Transcribe every entry word for word. Skip the pictures.

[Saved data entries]

============================================================

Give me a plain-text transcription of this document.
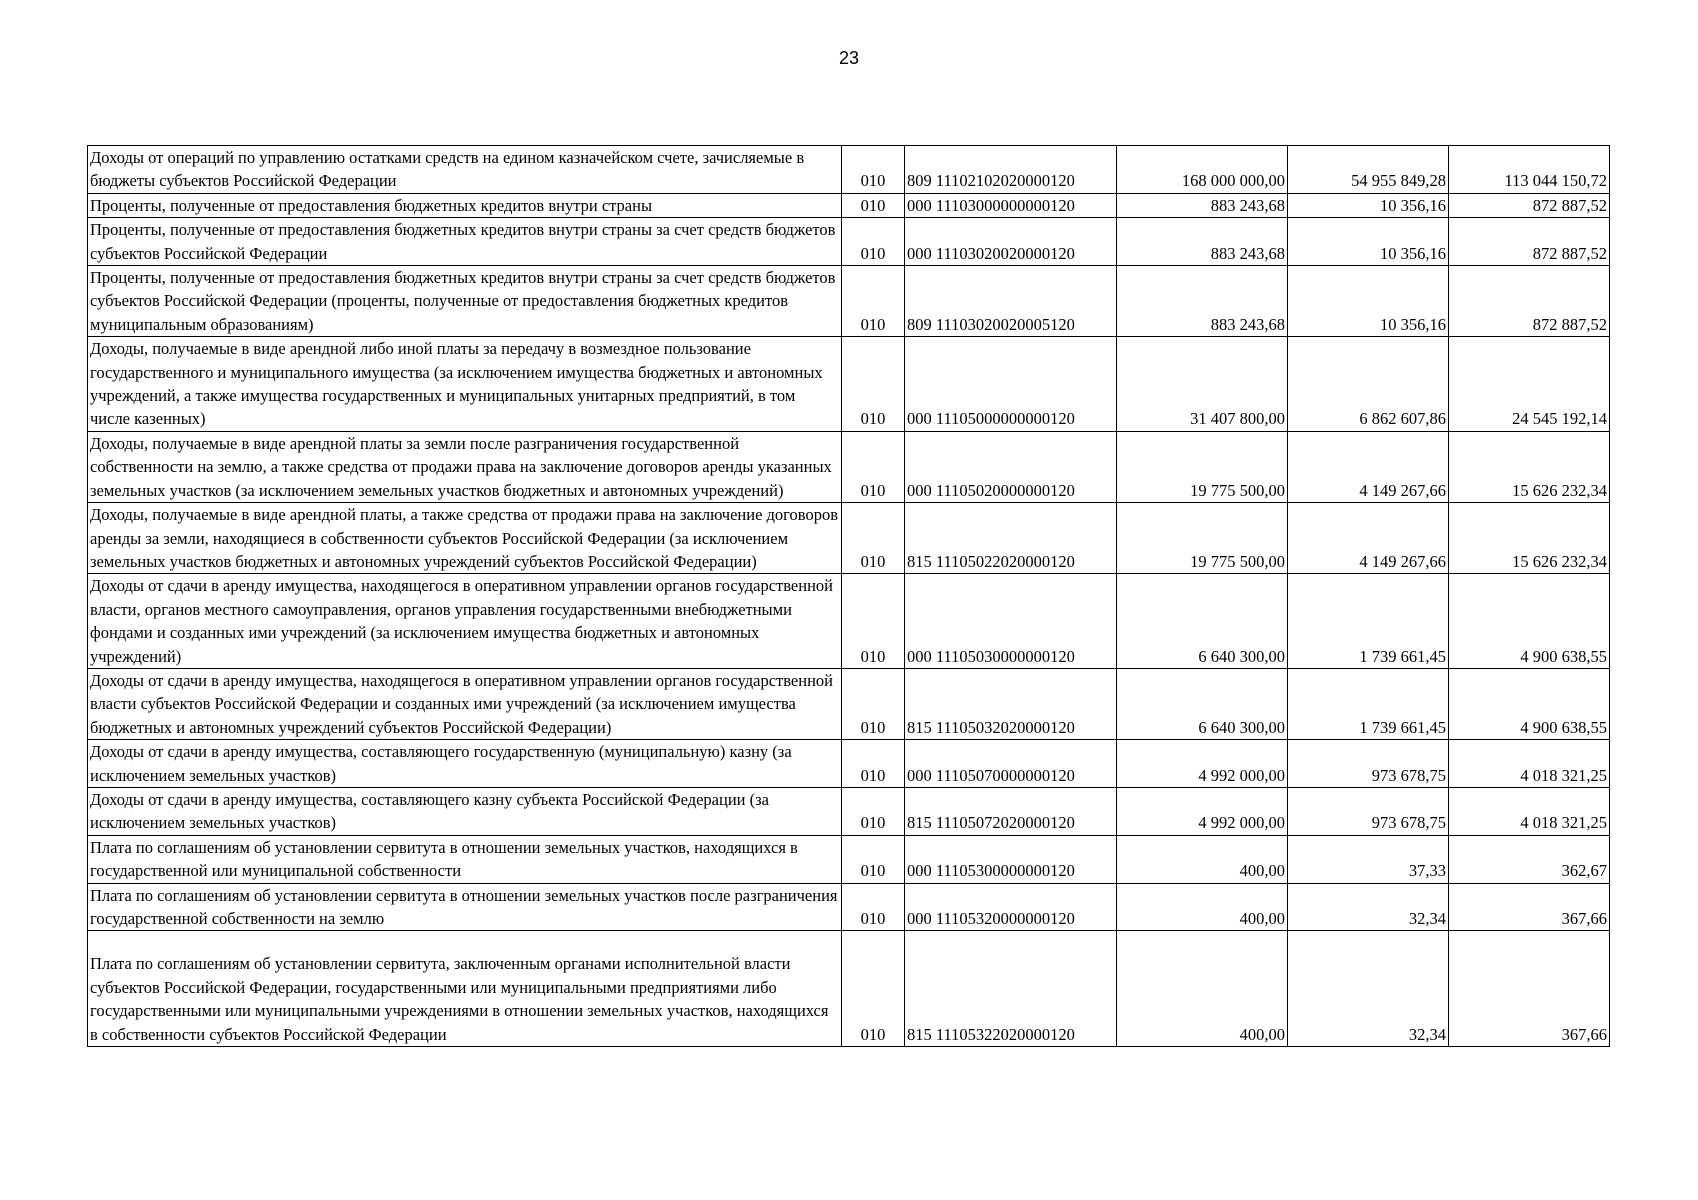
23
Доходы от операций по управлению остатками средств на едином казначейском счете, зачисляемые в бюджеты субъектов Российской Федерации	010	809 11102102020000120	168 000 000,00	54 955 849,28	113 044 150,72
Проценты, полученные от предоставления бюджетных кредитов внутри страны	010	000 11103000000000120	883 243,68	10 356,16	872 887,52
Проценты, полученные от предоставления бюджетных кредитов внутри страны за счет средств бюджетов субъектов Российской Федерации	010	000 11103020020000120	883 243,68	10 356,16	872 887,52
Проценты, полученные от предоставления бюджетных кредитов внутри страны за счет средств бюджетов субъектов Российской Федерации (проценты, полученные от предоставления бюджетных кредитов муниципальным образованиям)	010	809 11103020020005120	883 243,68	10 356,16	872 887,52
Доходы, получаемые в виде арендной либо иной платы за передачу в возмездное пользование государственного и муниципального имущества (за исключением имущества бюджетных и автономных учреждений, а также имущества государственных и муниципальных унитарных предприятий, в том числе казенных)	010	000 11105000000000120	31 407 800,00	6 862 607,86	24 545 192,14
Доходы, получаемые в виде арендной платы за земли после разграничения государственной собственности на землю, а также средства от продажи права на заключение договоров аренды указанных земельных участков (за исключением земельных участков бюджетных и автономных учреждений)	010	000 11105020000000120	19 775 500,00	4 149 267,66	15 626 232,34
Доходы, получаемые в виде арендной платы, а также средства от продажи права на заключение договоров аренды за земли, находящиеся в собственности субъектов Российской Федерации (за исключением земельных участков бюджетных и автономных учреждений субъектов Российской Федерации)	010	815 11105022020000120	19 775 500,00	4 149 267,66	15 626 232,34
Доходы от сдачи в аренду имущества, находящегося в оперативном управлении органов государственной власти, органов местного самоуправления, органов управления государственными внебюджетными фондами и созданных ими учреждений (за исключением имущества бюджетных и автономных учреждений)	010	000 11105030000000120	6 640 300,00	1 739 661,45	4 900 638,55
Доходы от сдачи в аренду имущества, находящегося в оперативном управлении органов государственной власти субъектов Российской Федерации и созданных ими учреждений (за исключением имущества бюджетных и автономных учреждений субъектов Российской Федерации)	010	815 11105032020000120	6 640 300,00	1 739 661,45	4 900 638,55
Доходы от сдачи в аренду имущества, составляющего государственную (муниципальную) казну (за исключением земельных участков)	010	000 11105070000000120	4 992 000,00	973 678,75	4 018 321,25
Доходы от сдачи в аренду имущества, составляющего казну субъекта Российской Федерации (за исключением земельных участков)	010	815 11105072020000120	4 992 000,00	973 678,75	4 018 321,25
Плата по соглашениям об установлении сервитута в отношении земельных участков, находящихся в государственной или муниципальной собственности	010	000 11105300000000120	400,00	37,33	362,67
Плата по соглашениям об установлении сервитута в отношении земельных участков после разграничения государственной собственности на землю	010	000 11105320000000120	400,00	32,34	367,66
Плата по соглашениям об установлении сервитута, заключенным органами исполнительной власти субъектов Российской Федерации, государственными или муниципальными предприятиями либо государственными или муниципальными учреждениями в отношении земельных участков, находящихся в собственности субъектов Российской Федерации	010	815 11105322020000120	400,00	32,34	367,66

============================================================

Full answer
Give me a plain-text transcription of this document.
23
Доходы от операций по управлению остатками средств на едином казначейском счете, зачисляемые в бюджеты субъектов Российской Федерации	010	809 11102102020000120	168 000 000,00	54 955 849,28	113 044 150,72
Проценты, полученные от предоставления бюджетных кредитов внутри страны	010	000 11103000000000120	883 243,68	10 356,16	872 887,52
Проценты, полученные от предоставления бюджетных кредитов внутри страны за счет средств бюджетов субъектов Российской Федерации	010	000 11103020020000120	883 243,68	10 356,16	872 887,52
Проценты, полученные от предоставления бюджетных кредитов внутри страны за счет средств бюджетов субъектов Российской Федерации (проценты, полученные от предоставления бюджетных кредитов муниципальным образованиям)	010	809 11103020020005120	883 243,68	10 356,16	872 887,52
Доходы, получаемые в виде арендной либо иной платы за передачу в возмездное пользование государственного и муниципального имущества (за исключением имущества бюджетных и автономных учреждений, а также имущества государственных и муниципальных унитарных предприятий, в том числе казенных)	010	000 11105000000000120	31 407 800,00	6 862 607,86	24 545 192,14
Доходы, получаемые в виде арендной платы за земли после разграничения государственной собственности на землю, а также средства от продажи права на заключение договоров аренды указанных земельных участков (за исключением земельных участков бюджетных и автономных учреждений)	010	000 11105020000000120	19 775 500,00	4 149 267,66	15 626 232,34
Доходы, получаемые в виде арендной платы, а также средства от продажи права на заключение договоров аренды за земли, находящиеся в собственности субъектов Российской Федерации (за исключением земельных участков бюджетных и автономных учреждений субъектов Российской Федерации)	010	815 11105022020000120	19 775 500,00	4 149 267,66	15 626 232,34
Доходы от сдачи в аренду имущества, находящегося в оперативном управлении органов государственной власти, органов местного самоуправления, органов управления государственными внебюджетными фондами и созданных ими учреждений (за исключением имущества бюджетных и автономных учреждений)	010	000 11105030000000120	6 640 300,00	1 739 661,45	4 900 638,55
Доходы от сдачи в аренду имущества, находящегося в оперативном управлении органов государственной власти субъектов Российской Федерации и созданных ими учреждений (за исключением имущества бюджетных и автономных учреждений субъектов Российской Федерации)	010	815 11105032020000120	6 640 300,00	1 739 661,45	4 900 638,55
Доходы от сдачи в аренду имущества, составляющего государственную (муниципальную) казну (за исключением земельных участков)	010	000 11105070000000120	4 992 000,00	973 678,75	4 018 321,25
Доходы от сдачи в аренду имущества, составляющего казну субъекта Российской Федерации (за исключением земельных участков)	010	815 11105072020000120	4 992 000,00	973 678,75	4 018 321,25
Плата по соглашениям об установлении сервитута в отношении земельных участков, находящихся в государственной или муниципальной собственности	010	000 11105300000000120	400,00	37,33	362,67
Плата по соглашениям об установлении сервитута в отношении земельных участков после разграничения государственной собственности на землю	010	000 11105320000000120	400,00	32,34	367,66
Плата по соглашениям об установлении сервитута, заключенным органами исполнительной власти субъектов Российской Федерации, государственными или муниципальными предприятиями либо государственными или муниципальными учреждениями в отношении земельных участков, находящихся в собственности субъектов Российской Федерации	010	815 11105322020000120	400,00	32,34	367,66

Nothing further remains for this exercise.